Find the lines that hold the word "geeksforgeeks" and return them.
···
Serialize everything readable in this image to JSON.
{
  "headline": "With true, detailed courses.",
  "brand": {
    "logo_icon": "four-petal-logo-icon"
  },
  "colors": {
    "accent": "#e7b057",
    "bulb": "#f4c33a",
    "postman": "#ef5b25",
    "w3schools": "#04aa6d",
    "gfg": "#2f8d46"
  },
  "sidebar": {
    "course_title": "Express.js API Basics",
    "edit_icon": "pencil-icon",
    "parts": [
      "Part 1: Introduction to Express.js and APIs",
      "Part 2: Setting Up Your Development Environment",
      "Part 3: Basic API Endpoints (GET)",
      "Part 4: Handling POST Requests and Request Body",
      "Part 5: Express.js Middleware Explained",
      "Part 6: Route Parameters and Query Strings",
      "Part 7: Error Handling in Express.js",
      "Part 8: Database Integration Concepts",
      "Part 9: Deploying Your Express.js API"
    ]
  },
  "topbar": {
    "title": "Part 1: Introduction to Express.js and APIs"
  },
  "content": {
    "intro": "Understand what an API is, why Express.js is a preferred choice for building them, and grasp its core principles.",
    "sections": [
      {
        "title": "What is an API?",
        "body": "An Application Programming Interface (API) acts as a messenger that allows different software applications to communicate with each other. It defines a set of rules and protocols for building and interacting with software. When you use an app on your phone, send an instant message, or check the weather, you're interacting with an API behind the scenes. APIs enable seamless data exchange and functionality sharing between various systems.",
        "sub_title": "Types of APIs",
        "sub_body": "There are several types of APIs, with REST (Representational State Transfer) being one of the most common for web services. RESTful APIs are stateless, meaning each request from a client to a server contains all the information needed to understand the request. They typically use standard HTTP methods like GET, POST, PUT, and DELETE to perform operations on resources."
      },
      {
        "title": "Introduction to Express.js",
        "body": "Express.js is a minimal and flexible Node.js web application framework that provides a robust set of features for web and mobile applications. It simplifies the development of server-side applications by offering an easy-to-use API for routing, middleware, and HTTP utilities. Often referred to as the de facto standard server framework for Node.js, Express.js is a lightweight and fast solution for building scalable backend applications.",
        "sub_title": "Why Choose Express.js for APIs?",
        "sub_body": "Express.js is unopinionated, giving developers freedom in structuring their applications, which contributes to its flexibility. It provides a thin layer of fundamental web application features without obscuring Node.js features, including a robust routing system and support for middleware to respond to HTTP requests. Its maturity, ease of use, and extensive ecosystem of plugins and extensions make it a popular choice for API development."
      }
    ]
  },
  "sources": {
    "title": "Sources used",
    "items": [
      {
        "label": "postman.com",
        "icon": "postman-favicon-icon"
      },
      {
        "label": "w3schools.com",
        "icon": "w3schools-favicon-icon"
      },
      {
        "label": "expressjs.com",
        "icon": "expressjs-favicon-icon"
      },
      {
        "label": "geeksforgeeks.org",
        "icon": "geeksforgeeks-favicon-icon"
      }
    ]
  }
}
···
COMPLETE RESPONSE
        "label": "geeksforgeeks.org",
        "icon": "geeksforgeeks-favicon-icon"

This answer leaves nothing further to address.